What to do:
Write out every entry exactly as it stands.

Provided records:
------------

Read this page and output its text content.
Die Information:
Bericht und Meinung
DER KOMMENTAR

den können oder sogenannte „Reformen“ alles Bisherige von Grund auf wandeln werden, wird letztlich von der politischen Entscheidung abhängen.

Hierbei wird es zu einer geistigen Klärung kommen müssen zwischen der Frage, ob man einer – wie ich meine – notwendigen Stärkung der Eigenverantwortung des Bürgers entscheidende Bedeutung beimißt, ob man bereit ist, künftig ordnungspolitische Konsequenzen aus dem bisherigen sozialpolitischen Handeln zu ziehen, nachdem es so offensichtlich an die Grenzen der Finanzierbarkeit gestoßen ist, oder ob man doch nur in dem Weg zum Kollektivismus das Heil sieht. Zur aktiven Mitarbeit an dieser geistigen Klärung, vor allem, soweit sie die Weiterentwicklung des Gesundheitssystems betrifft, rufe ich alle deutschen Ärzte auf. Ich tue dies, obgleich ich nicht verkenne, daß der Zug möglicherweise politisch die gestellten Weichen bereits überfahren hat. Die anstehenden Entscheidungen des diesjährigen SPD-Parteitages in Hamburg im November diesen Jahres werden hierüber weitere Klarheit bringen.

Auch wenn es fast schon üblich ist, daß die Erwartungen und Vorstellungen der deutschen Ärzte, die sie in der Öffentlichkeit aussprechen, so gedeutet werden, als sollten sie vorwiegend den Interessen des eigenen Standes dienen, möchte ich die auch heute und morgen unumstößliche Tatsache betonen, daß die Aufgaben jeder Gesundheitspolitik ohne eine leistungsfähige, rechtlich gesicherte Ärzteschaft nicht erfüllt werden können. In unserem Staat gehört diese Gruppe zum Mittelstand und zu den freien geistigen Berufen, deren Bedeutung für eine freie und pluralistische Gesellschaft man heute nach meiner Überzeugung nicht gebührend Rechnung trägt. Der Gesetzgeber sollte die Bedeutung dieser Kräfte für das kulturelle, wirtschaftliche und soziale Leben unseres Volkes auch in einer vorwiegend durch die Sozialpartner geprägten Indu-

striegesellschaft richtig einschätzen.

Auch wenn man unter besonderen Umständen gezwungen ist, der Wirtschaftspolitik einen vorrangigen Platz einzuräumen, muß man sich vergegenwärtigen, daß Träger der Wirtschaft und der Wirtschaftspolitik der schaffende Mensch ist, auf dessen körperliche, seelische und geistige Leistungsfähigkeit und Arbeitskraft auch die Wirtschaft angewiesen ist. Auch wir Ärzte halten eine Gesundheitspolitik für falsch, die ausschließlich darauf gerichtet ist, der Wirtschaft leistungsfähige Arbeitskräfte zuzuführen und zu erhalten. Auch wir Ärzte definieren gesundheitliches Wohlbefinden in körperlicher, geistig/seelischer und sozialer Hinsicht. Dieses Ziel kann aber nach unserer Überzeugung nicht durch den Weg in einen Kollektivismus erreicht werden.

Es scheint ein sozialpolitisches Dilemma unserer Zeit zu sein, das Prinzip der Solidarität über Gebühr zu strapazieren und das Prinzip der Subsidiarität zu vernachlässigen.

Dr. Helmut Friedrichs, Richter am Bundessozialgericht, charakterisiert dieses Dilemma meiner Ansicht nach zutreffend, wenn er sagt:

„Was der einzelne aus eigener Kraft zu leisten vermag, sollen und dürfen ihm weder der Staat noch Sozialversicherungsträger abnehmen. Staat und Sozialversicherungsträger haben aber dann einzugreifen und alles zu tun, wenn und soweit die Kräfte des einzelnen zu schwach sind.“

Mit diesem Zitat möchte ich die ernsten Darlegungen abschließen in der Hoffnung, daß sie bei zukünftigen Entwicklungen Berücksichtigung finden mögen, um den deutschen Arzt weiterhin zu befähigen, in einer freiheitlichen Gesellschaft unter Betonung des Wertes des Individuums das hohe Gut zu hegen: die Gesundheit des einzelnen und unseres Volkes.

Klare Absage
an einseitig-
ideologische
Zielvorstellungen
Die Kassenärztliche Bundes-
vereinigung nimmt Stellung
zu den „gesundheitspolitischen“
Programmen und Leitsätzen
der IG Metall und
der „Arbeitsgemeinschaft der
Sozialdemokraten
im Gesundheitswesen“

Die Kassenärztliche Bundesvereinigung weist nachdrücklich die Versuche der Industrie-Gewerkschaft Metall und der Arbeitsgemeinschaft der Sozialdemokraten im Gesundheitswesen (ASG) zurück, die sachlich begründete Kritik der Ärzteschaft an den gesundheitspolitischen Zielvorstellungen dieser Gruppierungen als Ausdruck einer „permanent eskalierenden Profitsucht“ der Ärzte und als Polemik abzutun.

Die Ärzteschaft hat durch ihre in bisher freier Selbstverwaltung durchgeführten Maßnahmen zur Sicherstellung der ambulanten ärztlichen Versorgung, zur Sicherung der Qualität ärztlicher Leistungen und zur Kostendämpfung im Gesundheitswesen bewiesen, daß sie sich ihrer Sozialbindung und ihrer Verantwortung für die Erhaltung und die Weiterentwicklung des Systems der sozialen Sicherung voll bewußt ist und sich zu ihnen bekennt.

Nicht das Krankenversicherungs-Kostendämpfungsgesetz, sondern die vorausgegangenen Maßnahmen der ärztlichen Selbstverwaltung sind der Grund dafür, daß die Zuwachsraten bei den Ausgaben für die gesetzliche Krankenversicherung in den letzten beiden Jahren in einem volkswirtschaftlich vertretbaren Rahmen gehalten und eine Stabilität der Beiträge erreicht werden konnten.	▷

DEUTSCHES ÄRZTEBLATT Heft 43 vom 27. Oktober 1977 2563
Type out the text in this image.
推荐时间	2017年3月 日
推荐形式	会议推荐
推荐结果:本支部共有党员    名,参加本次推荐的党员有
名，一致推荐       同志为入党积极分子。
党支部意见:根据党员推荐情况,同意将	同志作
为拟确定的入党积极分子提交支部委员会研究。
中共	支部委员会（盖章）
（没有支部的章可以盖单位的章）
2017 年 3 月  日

------------

Answer in full:
Read this page and output its text content.
Die Information:
Bericht und Meinung
DER KOMMENTAR

den können oder sogenannte „Reformen“ alles Bisherige von Grund auf wandeln werden, wird letztlich von der politischen Entscheidung abhängen.

Hierbei wird es zu einer geistigen Klärung kommen müssen zwischen der Frage, ob man einer – wie ich meine – notwendigen Stärkung der Eigenverantwortung des Bürgers entscheidende Bedeutung beimißt, ob man bereit ist, künftig ordnungspolitische Konsequenzen aus dem bisherigen sozialpolitischen Handeln zu ziehen, nachdem es so offensichtlich an die Grenzen der Finanzierbarkeit gestoßen ist, oder ob man doch nur in dem Weg zum Kollektivismus das Heil sieht. Zur aktiven Mitarbeit an dieser geistigen Klärung, vor allem, soweit sie die Weiterentwicklung des Gesundheitssystems betrifft, rufe ich alle deutschen Ärzte auf. Ich tue dies, obgleich ich nicht verkenne, daß der Zug möglicherweise politisch die gestellten Weichen bereits überfahren hat. Die anstehenden Entscheidungen des diesjährigen SPD-Parteitages in Hamburg im November diesen Jahres werden hierüber weitere Klarheit bringen.

Auch wenn es fast schon üblich ist, daß die Erwartungen und Vorstellungen der deutschen Ärzte, die sie in der Öffentlichkeit aussprechen, so gedeutet werden, als sollten sie vorwiegend den Interessen des eigenen Standes dienen, möchte ich die auch heute und morgen unumstößliche Tatsache betonen, daß die Aufgaben jeder Gesundheitspolitik ohne eine leistungsfähige, rechtlich gesicherte Ärzteschaft nicht erfüllt werden können. In unserem Staat gehört diese Gruppe zum Mittelstand und zu den freien geistigen Berufen, deren Bedeutung für eine freie und pluralistische Gesellschaft man heute nach meiner Überzeugung nicht gebührend Rechnung trägt. Der Gesetzgeber sollte die Bedeutung dieser Kräfte für das kulturelle, wirtschaftliche und soziale Leben unseres Volkes auch in einer vorwiegend durch die Sozialpartner geprägten Indu-

striegesellschaft richtig einschätzen.

Auch wenn man unter besonderen Umständen gezwungen ist, der Wirtschaftspolitik einen vorrangigen Platz einzuräumen, muß man sich vergegenwärtigen, daß Träger der Wirtschaft und der Wirtschaftspolitik der schaffende Mensch ist, auf dessen körperliche, seelische und geistige Leistungsfähigkeit und Arbeitskraft auch die Wirtschaft angewiesen ist. Auch wir Ärzte halten eine Gesundheitspolitik für falsch, die ausschließlich darauf gerichtet ist, der Wirtschaft leistungsfähige Arbeitskräfte zuzuführen und zu erhalten. Auch wir Ärzte definieren gesundheitliches Wohlbefinden in körperlicher, geistig/seelischer und sozialer Hinsicht. Dieses Ziel kann aber nach unserer Überzeugung nicht durch den Weg in einen Kollektivismus erreicht werden.

Es scheint ein sozialpolitisches Dilemma unserer Zeit zu sein, das Prinzip der Solidarität über Gebühr zu strapazieren und das Prinzip der Subsidiarität zu vernachlässigen.

Dr. Helmut Friedrichs, Richter am Bundessozialgericht, charakterisiert dieses Dilemma meiner Ansicht nach zutreffend, wenn er sagt:

„Was der einzelne aus eigener Kraft zu leisten vermag, sollen und dürfen ihm weder der Staat noch Sozialversicherungsträger abnehmen. Staat und Sozialversicherungsträger haben aber dann einzugreifen und alles zu tun, wenn und soweit die Kräfte des einzelnen zu schwach sind.“

Mit diesem Zitat möchte ich die ernsten Darlegungen abschließen in der Hoffnung, daß sie bei zukünftigen Entwicklungen Berücksichtigung finden mögen, um den deutschen Arzt weiterhin zu befähigen, in einer freiheitlichen Gesellschaft unter Betonung des Wertes des Individuums das hohe Gut zu hegen: die Gesundheit des einzelnen und unseres Volkes.

Klare Absage
an einseitig-
ideologische
Zielvorstellungen
Die Kassenärztliche Bundes-
vereinigung nimmt Stellung
zu den „gesundheitspolitischen“
Programmen und Leitsätzen
der IG Metall und
der „Arbeitsgemeinschaft der
Sozialdemokraten
im Gesundheitswesen“

Die Kassenärztliche Bundesvereinigung weist nachdrücklich die Versuche der Industrie-Gewerkschaft Metall und der Arbeitsgemeinschaft der Sozialdemokraten im Gesundheitswesen (ASG) zurück, die sachlich begründete Kritik der Ärzteschaft an den gesundheitspolitischen Zielvorstellungen dieser Gruppierungen als Ausdruck einer „permanent eskalierenden Profitsucht“ der Ärzte und als Polemik abzutun.

Die Ärzteschaft hat durch ihre in bisher freier Selbstverwaltung durchgeführten Maßnahmen zur Sicherstellung der ambulanten ärztlichen Versorgung, zur Sicherung der Qualität ärztlicher Leistungen und zur Kostendämpfung im Gesundheitswesen bewiesen, daß sie sich ihrer Sozialbindung und ihrer Verantwortung für die Erhaltung und die Weiterentwicklung des Systems der sozialen Sicherung voll bewußt ist und sich zu ihnen bekennt.

Nicht das Krankenversicherungs-Kostendämpfungsgesetz, sondern die vorausgegangenen Maßnahmen der ärztlichen Selbstverwaltung sind der Grund dafür, daß die Zuwachsraten bei den Ausgaben für die gesetzliche Krankenversicherung in den letzten beiden Jahren in einem volkswirtschaftlich vertretbaren Rahmen gehalten und eine Stabilität der Beiträge erreicht werden konnten.	▷

DEUTSCHES ÄRZTEBLATT Heft 43 vom 27. Oktober 1977 2563
Type out the text in this image.
推荐时间	2017年3月 日
推荐形式	会议推荐
推荐结果:本支部共有党员    名,参加本次推荐的党员有
名，一致推荐       同志为入党积极分子。
党支部意见:根据党员推荐情况,同意将	同志作
为拟确定的入党积极分子提交支部委员会研究。
中共	支部委员会（盖章）
（没有支部的章可以盖单位的章）
2017 年 3 月  日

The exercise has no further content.